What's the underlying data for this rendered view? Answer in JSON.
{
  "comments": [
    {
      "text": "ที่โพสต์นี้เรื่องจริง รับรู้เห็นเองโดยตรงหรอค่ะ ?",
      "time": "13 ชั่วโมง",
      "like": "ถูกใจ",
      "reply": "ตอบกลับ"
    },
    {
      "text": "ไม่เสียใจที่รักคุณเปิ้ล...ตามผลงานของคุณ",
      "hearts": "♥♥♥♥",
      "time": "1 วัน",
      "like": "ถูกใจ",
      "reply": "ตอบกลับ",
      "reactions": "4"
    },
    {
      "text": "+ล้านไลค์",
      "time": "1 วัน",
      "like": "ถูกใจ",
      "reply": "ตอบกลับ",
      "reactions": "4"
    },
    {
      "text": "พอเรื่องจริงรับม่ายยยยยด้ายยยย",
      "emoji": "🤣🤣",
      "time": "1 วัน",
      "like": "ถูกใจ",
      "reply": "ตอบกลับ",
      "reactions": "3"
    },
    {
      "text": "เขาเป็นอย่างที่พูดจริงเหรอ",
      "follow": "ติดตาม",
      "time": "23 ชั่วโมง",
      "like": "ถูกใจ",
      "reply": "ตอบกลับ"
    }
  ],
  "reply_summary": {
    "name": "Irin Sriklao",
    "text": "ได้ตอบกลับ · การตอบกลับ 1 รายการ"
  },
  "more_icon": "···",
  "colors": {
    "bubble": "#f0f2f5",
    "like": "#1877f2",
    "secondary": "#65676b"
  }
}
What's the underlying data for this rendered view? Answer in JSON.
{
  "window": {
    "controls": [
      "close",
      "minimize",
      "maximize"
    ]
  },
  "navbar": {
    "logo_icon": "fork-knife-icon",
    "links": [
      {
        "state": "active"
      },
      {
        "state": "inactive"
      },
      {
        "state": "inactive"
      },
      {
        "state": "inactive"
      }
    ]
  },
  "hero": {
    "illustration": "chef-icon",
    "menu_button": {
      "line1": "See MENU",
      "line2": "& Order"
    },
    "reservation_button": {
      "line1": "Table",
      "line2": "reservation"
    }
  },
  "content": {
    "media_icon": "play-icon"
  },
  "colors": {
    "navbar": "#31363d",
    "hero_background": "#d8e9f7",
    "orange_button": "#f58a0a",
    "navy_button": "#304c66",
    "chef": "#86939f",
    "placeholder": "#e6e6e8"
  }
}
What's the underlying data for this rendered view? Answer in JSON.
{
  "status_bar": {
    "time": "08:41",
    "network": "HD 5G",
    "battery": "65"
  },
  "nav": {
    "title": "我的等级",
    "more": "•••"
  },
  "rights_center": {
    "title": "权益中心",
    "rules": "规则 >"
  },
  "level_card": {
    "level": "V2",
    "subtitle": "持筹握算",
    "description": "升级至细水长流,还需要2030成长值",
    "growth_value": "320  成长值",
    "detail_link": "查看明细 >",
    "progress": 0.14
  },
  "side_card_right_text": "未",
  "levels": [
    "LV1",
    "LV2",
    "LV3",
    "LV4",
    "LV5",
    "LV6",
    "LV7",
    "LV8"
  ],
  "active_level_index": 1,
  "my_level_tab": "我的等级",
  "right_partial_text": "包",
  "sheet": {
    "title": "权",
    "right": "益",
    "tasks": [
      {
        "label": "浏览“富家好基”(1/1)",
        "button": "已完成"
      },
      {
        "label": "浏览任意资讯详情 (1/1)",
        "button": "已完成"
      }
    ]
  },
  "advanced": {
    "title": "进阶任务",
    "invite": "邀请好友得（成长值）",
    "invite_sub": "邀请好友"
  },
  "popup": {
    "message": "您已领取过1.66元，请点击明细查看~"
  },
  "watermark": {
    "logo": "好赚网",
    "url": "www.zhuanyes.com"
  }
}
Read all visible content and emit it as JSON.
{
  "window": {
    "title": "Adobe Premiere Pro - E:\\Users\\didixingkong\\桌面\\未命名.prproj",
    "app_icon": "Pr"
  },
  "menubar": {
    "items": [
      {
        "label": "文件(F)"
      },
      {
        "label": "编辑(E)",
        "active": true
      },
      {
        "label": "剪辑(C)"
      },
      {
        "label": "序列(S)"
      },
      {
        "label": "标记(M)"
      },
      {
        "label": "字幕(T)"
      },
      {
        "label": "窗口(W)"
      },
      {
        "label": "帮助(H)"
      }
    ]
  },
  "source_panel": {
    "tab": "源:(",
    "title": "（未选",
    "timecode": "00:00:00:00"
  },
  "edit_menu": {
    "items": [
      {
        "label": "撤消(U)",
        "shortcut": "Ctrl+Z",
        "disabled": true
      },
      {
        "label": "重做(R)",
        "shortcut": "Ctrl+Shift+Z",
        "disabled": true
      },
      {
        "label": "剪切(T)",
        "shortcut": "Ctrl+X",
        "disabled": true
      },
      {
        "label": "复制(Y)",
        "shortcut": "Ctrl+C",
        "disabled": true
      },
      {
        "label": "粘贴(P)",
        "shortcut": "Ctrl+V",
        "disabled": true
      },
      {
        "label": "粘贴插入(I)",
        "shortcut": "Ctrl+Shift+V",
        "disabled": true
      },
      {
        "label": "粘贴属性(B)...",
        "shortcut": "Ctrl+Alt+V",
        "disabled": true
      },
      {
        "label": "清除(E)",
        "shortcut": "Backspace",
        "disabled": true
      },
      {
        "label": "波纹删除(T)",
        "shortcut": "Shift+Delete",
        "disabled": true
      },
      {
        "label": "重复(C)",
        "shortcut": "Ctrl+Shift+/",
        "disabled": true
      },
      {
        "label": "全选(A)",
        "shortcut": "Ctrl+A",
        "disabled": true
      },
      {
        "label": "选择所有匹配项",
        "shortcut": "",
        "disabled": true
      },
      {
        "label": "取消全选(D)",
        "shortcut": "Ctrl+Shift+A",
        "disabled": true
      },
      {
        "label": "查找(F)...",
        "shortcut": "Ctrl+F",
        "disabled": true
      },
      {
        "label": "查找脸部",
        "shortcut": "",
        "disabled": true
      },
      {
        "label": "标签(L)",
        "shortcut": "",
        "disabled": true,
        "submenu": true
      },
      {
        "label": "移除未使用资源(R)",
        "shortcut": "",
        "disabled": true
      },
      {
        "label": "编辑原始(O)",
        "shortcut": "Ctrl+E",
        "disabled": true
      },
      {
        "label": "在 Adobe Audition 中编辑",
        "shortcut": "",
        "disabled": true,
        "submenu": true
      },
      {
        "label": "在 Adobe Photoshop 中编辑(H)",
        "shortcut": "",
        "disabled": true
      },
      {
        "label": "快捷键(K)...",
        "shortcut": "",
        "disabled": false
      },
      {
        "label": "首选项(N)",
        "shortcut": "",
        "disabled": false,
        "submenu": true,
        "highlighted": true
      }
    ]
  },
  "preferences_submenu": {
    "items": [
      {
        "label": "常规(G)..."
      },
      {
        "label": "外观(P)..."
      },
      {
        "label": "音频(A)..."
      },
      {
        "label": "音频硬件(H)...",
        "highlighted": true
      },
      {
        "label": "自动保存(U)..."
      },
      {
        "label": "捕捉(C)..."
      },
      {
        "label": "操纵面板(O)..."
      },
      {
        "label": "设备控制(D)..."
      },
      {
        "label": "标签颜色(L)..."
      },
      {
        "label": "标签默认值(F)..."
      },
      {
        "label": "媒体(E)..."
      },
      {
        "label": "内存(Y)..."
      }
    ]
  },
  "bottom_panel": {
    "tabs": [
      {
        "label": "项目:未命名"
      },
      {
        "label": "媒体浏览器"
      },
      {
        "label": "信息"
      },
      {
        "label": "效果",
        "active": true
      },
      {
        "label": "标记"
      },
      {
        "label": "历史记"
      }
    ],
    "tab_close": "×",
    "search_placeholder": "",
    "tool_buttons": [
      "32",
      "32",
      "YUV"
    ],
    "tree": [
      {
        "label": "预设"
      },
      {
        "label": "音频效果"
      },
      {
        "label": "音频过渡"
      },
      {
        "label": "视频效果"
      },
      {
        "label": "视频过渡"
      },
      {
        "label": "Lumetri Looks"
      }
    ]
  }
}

### Task prompt
Search the entries for the word "content" and copy every line that has it.

### Task result
  "content": {
Read all visible content and emit it as JSON.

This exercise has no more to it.